Copy every line that holds "label".

##############################

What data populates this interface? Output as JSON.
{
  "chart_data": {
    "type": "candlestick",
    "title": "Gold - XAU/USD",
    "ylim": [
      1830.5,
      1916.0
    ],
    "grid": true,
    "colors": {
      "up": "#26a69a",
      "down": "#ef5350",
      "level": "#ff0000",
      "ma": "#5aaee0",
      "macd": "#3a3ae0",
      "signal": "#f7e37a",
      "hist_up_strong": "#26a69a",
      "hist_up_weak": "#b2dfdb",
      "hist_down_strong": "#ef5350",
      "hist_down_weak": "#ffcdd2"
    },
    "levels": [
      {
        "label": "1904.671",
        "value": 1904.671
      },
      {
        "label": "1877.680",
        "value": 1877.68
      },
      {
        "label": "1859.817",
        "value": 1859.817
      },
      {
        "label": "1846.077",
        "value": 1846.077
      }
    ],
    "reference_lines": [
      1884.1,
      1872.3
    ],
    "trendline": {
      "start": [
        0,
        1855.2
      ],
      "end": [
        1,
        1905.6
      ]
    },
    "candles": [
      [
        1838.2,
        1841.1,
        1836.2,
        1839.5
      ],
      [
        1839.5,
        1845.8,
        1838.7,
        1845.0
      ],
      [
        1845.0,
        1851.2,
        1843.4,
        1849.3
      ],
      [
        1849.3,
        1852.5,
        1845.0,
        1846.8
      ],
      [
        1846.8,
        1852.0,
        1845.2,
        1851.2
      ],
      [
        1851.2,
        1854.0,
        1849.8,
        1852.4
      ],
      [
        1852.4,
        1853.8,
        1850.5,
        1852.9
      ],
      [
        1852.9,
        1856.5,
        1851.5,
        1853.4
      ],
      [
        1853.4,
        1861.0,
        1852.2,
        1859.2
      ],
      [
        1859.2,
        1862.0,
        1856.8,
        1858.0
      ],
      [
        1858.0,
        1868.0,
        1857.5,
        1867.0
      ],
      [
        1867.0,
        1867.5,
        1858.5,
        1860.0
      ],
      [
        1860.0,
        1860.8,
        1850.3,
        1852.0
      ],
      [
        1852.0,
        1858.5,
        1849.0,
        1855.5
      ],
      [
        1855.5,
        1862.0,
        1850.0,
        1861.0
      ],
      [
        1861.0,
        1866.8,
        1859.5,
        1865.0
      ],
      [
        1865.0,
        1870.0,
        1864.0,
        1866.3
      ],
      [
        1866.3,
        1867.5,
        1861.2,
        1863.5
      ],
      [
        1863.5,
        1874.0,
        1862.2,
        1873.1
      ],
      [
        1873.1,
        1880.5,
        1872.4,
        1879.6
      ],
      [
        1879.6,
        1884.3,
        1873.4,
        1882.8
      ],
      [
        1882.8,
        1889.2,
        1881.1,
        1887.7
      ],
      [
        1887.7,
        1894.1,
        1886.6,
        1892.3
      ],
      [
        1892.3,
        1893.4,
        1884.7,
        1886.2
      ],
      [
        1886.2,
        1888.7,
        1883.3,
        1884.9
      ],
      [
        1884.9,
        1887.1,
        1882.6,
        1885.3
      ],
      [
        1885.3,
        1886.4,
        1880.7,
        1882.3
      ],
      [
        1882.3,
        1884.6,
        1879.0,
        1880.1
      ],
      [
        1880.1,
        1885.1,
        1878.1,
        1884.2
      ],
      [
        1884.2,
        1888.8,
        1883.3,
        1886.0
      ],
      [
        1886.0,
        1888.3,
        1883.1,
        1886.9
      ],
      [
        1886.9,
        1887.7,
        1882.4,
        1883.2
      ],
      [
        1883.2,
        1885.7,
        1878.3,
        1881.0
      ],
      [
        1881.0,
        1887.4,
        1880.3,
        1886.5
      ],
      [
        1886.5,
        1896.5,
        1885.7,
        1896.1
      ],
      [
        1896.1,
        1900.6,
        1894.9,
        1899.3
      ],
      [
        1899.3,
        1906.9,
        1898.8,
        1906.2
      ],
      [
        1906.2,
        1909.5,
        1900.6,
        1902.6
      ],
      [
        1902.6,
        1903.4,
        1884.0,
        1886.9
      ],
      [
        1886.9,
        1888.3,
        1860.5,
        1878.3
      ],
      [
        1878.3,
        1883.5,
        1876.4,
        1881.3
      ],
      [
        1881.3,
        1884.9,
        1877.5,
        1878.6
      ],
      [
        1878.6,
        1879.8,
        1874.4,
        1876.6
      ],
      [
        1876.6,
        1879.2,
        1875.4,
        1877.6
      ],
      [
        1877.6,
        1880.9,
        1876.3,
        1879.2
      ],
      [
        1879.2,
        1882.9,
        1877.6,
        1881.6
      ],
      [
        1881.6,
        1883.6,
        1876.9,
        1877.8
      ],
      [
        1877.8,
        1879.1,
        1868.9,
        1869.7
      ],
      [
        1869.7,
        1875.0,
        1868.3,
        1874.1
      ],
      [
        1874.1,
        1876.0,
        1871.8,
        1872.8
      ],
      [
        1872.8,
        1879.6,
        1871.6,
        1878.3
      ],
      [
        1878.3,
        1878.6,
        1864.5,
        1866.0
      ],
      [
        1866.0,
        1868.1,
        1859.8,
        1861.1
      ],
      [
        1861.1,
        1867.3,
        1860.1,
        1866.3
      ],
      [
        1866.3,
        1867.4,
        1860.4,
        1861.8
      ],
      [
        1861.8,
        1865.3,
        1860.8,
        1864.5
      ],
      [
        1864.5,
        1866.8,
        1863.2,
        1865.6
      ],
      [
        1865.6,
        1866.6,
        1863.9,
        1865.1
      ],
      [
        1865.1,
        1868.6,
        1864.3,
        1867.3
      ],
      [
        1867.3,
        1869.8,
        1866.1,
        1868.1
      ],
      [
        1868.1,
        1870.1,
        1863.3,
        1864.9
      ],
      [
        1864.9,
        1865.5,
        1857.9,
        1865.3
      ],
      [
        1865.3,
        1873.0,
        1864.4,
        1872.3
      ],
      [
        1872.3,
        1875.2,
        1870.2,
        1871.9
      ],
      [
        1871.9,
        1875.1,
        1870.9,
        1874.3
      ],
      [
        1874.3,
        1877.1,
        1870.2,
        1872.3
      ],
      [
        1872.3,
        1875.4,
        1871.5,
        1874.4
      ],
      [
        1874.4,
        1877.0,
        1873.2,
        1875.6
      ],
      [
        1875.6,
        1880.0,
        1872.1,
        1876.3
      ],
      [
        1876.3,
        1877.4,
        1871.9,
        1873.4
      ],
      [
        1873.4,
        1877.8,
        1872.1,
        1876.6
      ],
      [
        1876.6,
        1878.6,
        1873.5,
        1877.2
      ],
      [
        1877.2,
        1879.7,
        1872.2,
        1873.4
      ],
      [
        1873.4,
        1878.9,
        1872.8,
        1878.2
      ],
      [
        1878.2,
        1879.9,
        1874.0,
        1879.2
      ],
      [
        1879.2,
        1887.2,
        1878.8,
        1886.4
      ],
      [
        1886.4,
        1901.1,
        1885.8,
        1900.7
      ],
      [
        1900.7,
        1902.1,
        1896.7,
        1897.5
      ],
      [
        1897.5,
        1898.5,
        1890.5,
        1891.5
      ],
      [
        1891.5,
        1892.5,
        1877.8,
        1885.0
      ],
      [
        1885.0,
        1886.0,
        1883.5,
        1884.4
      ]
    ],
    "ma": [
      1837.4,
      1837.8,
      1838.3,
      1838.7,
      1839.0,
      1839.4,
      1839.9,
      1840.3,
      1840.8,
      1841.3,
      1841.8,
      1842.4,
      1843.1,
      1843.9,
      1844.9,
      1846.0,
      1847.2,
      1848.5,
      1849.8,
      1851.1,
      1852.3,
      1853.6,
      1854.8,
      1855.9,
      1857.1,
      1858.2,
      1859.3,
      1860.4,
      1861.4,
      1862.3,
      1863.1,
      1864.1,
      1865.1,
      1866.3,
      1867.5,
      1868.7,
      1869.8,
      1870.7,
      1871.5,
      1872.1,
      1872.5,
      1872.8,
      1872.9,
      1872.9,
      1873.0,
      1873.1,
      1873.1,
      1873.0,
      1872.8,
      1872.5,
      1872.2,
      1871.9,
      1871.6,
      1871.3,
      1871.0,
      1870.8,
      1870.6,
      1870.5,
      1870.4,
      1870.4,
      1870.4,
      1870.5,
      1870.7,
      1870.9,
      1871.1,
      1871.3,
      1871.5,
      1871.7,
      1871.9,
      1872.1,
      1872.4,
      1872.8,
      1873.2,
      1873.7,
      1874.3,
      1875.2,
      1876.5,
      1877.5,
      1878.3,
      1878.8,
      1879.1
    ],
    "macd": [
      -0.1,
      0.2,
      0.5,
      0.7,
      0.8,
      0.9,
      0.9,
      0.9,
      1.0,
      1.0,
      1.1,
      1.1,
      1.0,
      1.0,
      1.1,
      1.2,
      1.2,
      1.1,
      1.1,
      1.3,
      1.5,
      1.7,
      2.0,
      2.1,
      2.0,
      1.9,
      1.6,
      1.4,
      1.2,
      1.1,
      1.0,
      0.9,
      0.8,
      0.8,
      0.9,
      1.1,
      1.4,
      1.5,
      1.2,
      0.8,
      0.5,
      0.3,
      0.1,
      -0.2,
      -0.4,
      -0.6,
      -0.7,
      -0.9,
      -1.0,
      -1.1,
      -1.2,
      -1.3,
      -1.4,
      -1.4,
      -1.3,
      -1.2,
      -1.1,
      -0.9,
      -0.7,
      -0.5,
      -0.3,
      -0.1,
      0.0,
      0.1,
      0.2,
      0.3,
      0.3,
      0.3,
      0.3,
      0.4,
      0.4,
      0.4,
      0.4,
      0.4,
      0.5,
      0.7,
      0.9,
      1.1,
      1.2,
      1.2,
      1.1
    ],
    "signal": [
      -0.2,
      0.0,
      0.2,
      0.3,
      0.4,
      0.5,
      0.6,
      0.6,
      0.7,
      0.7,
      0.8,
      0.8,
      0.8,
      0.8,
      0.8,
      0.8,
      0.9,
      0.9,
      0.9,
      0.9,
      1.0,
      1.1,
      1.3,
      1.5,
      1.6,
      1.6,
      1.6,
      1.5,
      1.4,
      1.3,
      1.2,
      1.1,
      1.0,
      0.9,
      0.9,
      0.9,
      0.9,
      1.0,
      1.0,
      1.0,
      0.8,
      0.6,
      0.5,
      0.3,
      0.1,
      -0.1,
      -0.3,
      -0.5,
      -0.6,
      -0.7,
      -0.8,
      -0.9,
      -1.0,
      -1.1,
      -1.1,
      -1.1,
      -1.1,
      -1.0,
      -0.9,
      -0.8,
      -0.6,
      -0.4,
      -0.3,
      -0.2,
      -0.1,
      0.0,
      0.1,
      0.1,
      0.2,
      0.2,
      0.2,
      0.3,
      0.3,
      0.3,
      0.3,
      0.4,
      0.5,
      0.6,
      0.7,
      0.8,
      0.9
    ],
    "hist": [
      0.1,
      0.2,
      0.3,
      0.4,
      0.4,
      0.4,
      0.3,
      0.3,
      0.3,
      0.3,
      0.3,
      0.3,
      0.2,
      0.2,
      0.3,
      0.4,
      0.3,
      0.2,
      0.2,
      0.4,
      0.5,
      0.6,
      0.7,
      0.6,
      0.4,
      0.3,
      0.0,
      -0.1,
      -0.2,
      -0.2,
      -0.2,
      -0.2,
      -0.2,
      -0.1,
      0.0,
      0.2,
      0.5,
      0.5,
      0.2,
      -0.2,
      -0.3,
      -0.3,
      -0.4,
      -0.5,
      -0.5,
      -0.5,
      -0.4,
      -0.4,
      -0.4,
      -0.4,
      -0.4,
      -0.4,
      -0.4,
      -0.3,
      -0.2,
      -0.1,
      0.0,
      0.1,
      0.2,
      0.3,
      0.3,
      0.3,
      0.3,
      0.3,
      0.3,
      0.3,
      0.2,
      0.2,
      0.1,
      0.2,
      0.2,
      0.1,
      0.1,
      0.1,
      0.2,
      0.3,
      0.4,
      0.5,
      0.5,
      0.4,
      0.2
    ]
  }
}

##############################

**Problem solution**:
        "label": "1904.671",
        "label": "1877.680",
        "label": "1859.817",
        "label": "1846.077",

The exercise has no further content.